§ Exercise text:
*****

NASDAQ false 0001832415 0001832415 2021-11-10 2021-11-10

 

 

UNITED STATES

SECURITIES AND EXCHANGE COMMISSION

WASHINGTON, D.C. 20549

 

 

FORM 8-K

 

 

CURRENT REPORT

Pursuant to Section 13 or 15(d)

of the Securities Exchange Act of 1934

Date of Report (Date of earliest event reported): November 10, 2021

 

 

BETTER THERAPEUTICS, INC.

(Exact name of Registrant as Specified in Its Charter)

 

 

 

Delaware   001-39864   85-3472546

(State or other jurisdiction

of incorporation)

 

(Commission

File Number)

 

(IRS Employer

Identification No.)

548 Market Street #49404

San Francisco, California

    94104
(Address of principal executive offices)     (Zip Code)

Registrant’s Telephone Number, Including Area Code: (415) 887-2311

Not Applicable

(Former Name or Former Address, if Changed Since Last Report)

 

 

Check the appropriate box below if the Form 8-K filing is intended to simultaneously satisfy the filing obligation of the registrant under any of the following provisions:

 

Written communications pursuant to Rule 425 under the Securities Act (17 CFR 230.425)

 

Soliciting material pursuant to Rule 14a-12 under the Exchange Act (17 CFR 240.14a-12)

 

Pre-commencement communications pursuant to Rule 14d-2(b) under the Exchange Act (17 CFR 240.14d-2(b))

 

Pre-commencement communications pursuant to Rule 13e-4(c) under the Exchange Act (17 CFR 240.13e-4(c)) Securities registered pursuant to Section 12(b) of the Act:

 

Title of each class

 

Trading

Symbol(s)

 

Name of each exchange

on which registered

Common Stock   BTTX   Nasdaq Capital Market

Indicate by check mark whether the registrant is an emerging growth company as defined in Rule 405 of the Securities Act of 1933 (§ 230.405 of this chapter) or Rule 12b-2 of the Securities Exchange Act of 1934 (§ 240.12b-2 of this chapter).

Emerging growth company  

If an emerging growth company, indicate by check mark if the registrant has elected not to use the extended transition period for complying with any new or revised financial accounting standards provided pursuant to Section 13(a) of the Exchange Act.  

 

 

 


Item 5.02

Departure of Directors or Certain Officers; Election of Directors; Appointment of Certain Officers; Compensatory Arrangements of Certain Officers

On November 10, 2021, the Company’s Board of Directors (the “Board”), upon the recommendation of the Nominating and Corporate Governance Committee of the Board, elected Elder Granger as a Class III director, to serve in accordance with the Company’s Amended and Restated By-Laws until the Company’s 2024 Annual Meeting of Stockholders or until his earlier death, removal or resignation. Dr. Granger, age 67 years, is a U.S. Army Major General (Retired) and has served as the President and Chief Executive Officer of The 5Ps, LLC, a healthcare, education, and leadership consulting firm, since August 2009.

*****

§ Work to complete:
Please answer these questions from the filing, one line each:
(a) In which state is Better Therapeutics incorporated?
(b) Under what trading symbol is its common stock listed?
(c) How old is Elder Granger?
The records have no connection to the filing.

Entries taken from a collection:
*****

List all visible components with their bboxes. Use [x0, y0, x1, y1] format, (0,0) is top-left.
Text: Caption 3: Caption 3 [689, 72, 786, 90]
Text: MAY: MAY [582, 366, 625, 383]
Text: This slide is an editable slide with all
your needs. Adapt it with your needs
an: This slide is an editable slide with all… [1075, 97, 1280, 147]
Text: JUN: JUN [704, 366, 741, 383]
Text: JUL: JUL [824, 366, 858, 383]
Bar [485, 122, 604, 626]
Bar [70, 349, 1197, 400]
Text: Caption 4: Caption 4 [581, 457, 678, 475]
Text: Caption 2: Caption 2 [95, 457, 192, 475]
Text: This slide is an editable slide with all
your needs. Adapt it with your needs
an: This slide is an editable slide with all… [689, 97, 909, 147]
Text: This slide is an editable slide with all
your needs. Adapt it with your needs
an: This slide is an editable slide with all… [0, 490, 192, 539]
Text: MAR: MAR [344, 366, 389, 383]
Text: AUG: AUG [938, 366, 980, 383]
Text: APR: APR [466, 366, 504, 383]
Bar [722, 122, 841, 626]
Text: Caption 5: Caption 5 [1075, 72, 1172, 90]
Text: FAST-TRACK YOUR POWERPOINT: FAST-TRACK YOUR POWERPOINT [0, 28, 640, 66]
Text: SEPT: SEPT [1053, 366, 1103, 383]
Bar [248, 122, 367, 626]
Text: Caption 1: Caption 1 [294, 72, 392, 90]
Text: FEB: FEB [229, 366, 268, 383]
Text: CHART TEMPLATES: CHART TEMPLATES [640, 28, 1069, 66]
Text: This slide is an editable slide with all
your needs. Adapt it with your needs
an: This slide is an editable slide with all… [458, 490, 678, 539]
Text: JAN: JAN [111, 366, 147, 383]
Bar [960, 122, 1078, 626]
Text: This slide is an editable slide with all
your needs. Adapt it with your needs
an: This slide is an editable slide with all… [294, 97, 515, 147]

*****

§ Written answer:
(a) Delaware
(b) BTTX
(c) 67 years